--- start of Given data ---
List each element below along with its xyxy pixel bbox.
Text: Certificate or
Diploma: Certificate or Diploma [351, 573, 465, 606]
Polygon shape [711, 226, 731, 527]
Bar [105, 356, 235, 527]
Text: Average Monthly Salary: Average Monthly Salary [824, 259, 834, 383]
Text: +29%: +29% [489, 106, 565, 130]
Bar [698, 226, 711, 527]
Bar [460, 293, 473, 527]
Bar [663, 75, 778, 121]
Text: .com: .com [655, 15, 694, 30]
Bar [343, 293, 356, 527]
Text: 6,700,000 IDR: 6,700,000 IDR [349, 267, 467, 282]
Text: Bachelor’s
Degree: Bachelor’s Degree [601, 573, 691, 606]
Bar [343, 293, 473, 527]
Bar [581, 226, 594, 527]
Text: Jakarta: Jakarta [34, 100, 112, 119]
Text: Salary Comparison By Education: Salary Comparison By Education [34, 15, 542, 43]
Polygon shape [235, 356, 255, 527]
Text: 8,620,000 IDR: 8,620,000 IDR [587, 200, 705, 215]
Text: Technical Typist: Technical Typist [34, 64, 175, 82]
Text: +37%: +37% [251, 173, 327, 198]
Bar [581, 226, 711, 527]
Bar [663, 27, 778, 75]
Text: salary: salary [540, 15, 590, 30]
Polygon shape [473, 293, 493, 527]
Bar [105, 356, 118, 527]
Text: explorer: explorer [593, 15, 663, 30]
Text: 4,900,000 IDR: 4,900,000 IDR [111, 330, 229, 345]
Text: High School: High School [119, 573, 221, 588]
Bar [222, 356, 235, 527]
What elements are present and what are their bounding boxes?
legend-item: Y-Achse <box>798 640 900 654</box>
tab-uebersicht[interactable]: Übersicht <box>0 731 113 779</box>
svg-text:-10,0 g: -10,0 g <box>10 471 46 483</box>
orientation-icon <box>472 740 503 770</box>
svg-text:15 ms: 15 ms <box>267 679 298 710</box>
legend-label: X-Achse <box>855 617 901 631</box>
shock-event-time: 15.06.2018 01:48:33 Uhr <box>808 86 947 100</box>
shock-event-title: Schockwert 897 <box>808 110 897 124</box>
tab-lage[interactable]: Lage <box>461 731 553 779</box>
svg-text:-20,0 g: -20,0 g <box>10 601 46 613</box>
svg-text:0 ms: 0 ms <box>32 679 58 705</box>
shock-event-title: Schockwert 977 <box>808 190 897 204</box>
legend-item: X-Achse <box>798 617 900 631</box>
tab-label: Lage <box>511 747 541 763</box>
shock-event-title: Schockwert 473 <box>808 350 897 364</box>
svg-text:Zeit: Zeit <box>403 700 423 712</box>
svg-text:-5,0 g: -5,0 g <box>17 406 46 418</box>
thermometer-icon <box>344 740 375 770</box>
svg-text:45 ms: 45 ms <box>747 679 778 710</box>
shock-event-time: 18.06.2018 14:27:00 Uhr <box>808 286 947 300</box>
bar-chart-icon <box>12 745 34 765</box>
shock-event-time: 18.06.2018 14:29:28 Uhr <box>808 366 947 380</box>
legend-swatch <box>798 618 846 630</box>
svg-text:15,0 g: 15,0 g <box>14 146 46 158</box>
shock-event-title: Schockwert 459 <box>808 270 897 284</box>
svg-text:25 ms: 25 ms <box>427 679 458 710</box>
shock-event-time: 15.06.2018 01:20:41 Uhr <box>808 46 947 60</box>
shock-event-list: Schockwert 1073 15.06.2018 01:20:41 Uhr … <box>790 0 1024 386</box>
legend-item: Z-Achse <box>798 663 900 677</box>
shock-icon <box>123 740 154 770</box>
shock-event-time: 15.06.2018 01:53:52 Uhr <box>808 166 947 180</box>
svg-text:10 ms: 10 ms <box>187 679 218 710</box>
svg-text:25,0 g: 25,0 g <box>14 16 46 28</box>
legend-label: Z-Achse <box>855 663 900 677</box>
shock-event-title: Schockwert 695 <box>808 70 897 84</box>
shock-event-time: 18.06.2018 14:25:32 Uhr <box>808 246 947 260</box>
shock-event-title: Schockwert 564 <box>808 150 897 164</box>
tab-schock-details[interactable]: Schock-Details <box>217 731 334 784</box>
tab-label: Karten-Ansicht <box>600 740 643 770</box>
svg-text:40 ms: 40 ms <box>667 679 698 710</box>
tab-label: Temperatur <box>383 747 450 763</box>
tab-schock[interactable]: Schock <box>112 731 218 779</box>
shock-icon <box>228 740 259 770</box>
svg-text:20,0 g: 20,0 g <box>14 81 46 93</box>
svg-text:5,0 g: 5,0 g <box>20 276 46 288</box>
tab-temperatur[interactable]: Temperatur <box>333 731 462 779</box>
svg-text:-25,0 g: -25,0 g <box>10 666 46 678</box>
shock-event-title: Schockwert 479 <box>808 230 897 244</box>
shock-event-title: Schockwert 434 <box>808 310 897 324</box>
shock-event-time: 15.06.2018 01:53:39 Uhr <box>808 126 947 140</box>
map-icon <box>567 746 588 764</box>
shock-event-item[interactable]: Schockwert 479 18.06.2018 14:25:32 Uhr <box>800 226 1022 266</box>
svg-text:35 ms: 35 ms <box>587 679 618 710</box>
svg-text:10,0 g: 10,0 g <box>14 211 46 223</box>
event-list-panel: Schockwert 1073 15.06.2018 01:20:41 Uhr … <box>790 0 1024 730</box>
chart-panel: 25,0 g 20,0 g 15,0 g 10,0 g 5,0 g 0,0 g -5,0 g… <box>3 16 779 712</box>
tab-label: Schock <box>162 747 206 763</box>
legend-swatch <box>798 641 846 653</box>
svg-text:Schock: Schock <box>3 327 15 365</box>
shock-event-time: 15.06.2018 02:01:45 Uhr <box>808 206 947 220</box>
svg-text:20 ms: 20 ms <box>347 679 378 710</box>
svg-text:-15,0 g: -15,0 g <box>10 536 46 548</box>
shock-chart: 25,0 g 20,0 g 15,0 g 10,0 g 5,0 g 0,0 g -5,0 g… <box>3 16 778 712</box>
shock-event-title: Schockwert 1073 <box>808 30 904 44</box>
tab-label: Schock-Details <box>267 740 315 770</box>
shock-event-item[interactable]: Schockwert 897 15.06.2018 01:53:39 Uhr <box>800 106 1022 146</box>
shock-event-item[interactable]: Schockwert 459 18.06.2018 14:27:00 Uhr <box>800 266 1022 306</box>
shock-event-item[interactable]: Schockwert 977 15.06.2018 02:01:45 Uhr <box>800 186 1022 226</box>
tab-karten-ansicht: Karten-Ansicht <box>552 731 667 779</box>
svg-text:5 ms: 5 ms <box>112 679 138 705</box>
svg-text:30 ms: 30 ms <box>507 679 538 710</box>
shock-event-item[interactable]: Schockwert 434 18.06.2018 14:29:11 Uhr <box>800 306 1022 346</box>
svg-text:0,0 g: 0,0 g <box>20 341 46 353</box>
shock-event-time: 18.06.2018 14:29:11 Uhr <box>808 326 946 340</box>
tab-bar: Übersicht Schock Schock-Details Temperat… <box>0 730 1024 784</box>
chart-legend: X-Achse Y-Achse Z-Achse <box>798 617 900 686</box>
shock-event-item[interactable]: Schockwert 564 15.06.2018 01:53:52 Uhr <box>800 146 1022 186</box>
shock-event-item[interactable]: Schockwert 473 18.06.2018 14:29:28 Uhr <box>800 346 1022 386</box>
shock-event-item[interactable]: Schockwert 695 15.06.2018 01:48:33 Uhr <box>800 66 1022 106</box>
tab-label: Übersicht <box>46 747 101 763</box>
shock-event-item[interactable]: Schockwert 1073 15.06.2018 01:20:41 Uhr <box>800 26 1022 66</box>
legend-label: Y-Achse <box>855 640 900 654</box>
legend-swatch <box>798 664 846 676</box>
--- end of Given data ---
• The problem: Reproduce the lines verbatim, from the very first line down to the one containing "Text: Jakarta: Jakarta [34, 100, 112, 119]", both ends included.

• Output:
List each element below along with its xyxy pixel bbox.
Text: Certificate or
Diploma: Certificate or Diploma [351, 573, 465, 606]
Polygon shape [711, 226, 731, 527]
Bar [105, 356, 235, 527]
Text: Average Monthly Salary: Average Monthly Salary [824, 259, 834, 383]
Text: +29%: +29% [489, 106, 565, 130]
Bar [698, 226, 711, 527]
Bar [460, 293, 473, 527]
Bar [663, 75, 778, 121]
Text: .com: .com [655, 15, 694, 30]
Bar [343, 293, 356, 527]
Text: 6,700,000 IDR: 6,700,000 IDR [349, 267, 467, 282]
Text: Bachelor’s
Degree: Bachelor’s Degree [601, 573, 691, 606]
Bar [343, 293, 473, 527]
Bar [581, 226, 594, 527]
Text: Jakarta: Jakarta [34, 100, 112, 119]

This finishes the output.